Task to complete — Show all lines holding "Share".

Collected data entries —
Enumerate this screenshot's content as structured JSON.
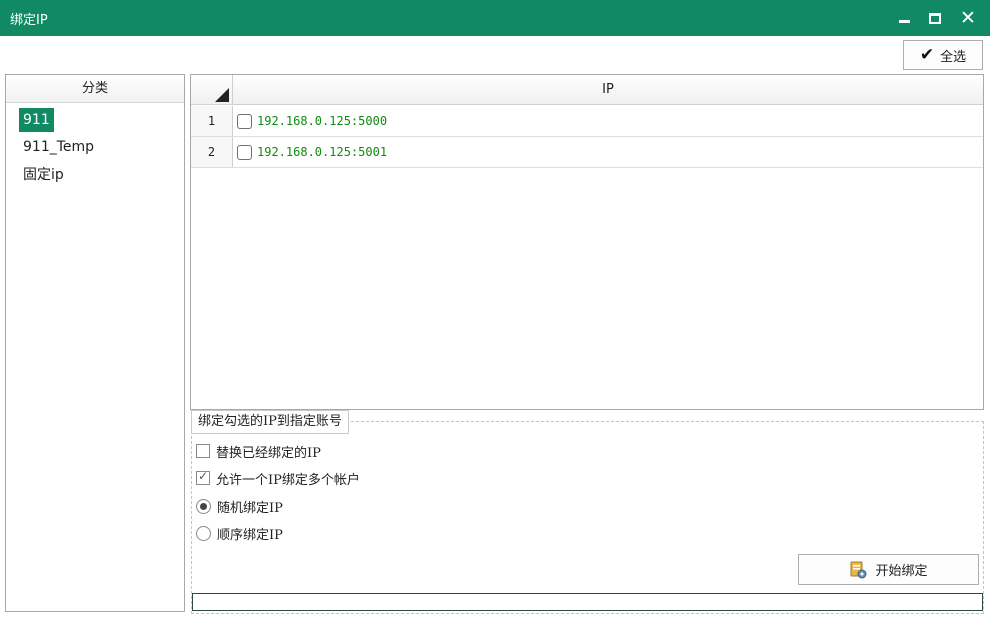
{
  "window": {
    "title": "绑定IP",
    "controls": {
      "minimize_icon": "minimize-icon",
      "maximize_icon": "maximize-icon",
      "close_icon": "close-icon"
    },
    "accent_color": "#118a63"
  },
  "toolbar": {
    "select_all_label": "全选",
    "select_all_icon": "checkmark-icon"
  },
  "category_panel": {
    "header": "分类",
    "items": [
      {
        "label": "911",
        "selected": true
      },
      {
        "label": "911_Temp",
        "selected": false
      },
      {
        "label": "固定ip",
        "selected": false
      }
    ]
  },
  "grid": {
    "column_header": "IP",
    "rows": [
      {
        "num": "1",
        "ip": "192.168.0.125:5000",
        "checked": false
      },
      {
        "num": "2",
        "ip": "192.168.0.125:5001",
        "checked": false
      }
    ],
    "ip_text_color": "#118a10"
  },
  "bind_options": {
    "group_title": "绑定勾选的IP到指定账号",
    "replace_existing": {
      "label": "替换已经绑定的IP",
      "checked": false
    },
    "allow_multiple": {
      "label": "允许一个IP绑定多个帐户",
      "checked": true
    },
    "mode_random": {
      "label": "随机绑定IP",
      "selected": true
    },
    "mode_sequential": {
      "label": "顺序绑定IP",
      "selected": false
    }
  },
  "start_button": {
    "label": "开始绑定",
    "icon": "bind-start-icon"
  },
  "progress": {
    "value": 0
  }
}
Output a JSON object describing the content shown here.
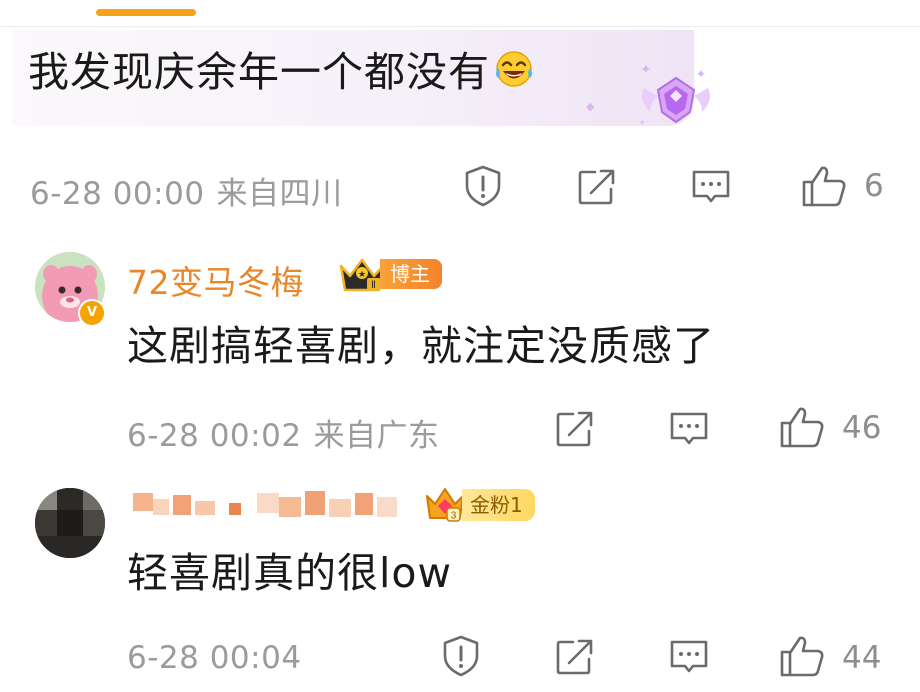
{
  "comments": [
    {
      "text": "我发现庆余年一个都没有",
      "emoji_icon": "laughing-tears-emoji",
      "date": "6-28 00:00",
      "location": "来自四川",
      "likes": "6"
    },
    {
      "username": "72变马冬梅",
      "user_tag": "博主",
      "crown_level": "Ⅱ",
      "text": "这剧搞轻喜剧，就注定没质感了",
      "date": "6-28 00:02",
      "location": "来自广东",
      "likes": "46"
    },
    {
      "fan_tag": "金粉1",
      "crown_level": "3",
      "text": "轻喜剧真的很low",
      "date": "6-28 00:04",
      "location": "",
      "likes": "44"
    }
  ],
  "colors": {
    "accent": "#f7a21b",
    "username": "#e8862a",
    "meta_text": "#9b9b9b",
    "icon": "#6b6b6b"
  }
}
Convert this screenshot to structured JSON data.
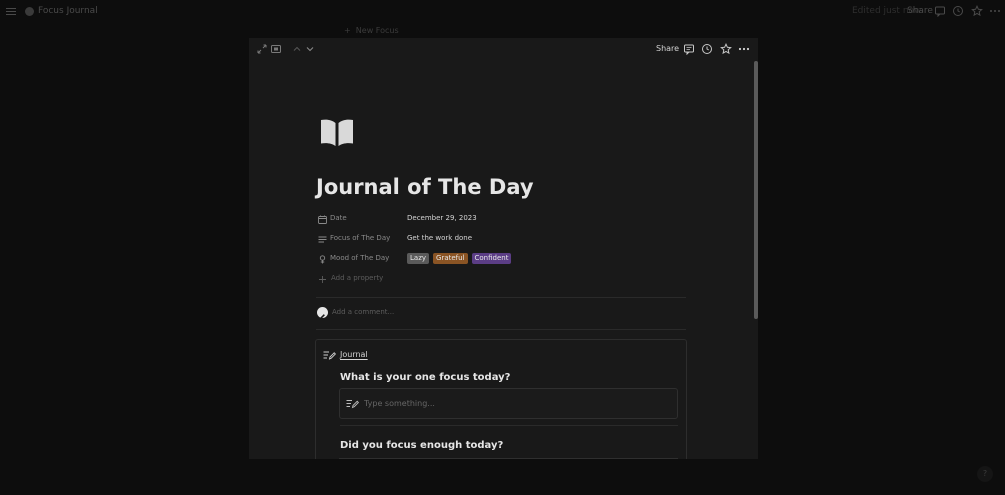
{
  "background": {
    "page_title": "Focus Journal",
    "edited_label": "Edited just now",
    "share_label": "Share",
    "new_focus_label": "New Focus",
    "help_label": "?"
  },
  "modal": {
    "share_label": "Share"
  },
  "page": {
    "icon": "book-icon",
    "title": "Journal of The Day",
    "properties": {
      "date": {
        "label": "Date",
        "value": "December 29, 2023",
        "icon": "calendar-icon"
      },
      "focus": {
        "label": "Focus of The Day",
        "value": "Get the work done",
        "icon": "text-lines-icon"
      },
      "mood": {
        "label": "Mood of The Day",
        "icon": "person-icon",
        "tags": [
          {
            "label": "Lazy",
            "color": "#5a5a5a"
          },
          {
            "label": "Grateful",
            "color": "#8a5424"
          },
          {
            "label": "Confident",
            "color": "#5b3d85"
          }
        ]
      }
    },
    "add_property_label": "Add a property",
    "comment_placeholder": "Add a comment..."
  },
  "journal": {
    "label": "Journal",
    "questions": [
      {
        "text": "What is your one focus today?",
        "placeholder": "Type something..."
      },
      {
        "text": "Did you focus enough today?"
      }
    ]
  }
}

Response to this task —
    "share_label": "Share",
    "share_label": "Share"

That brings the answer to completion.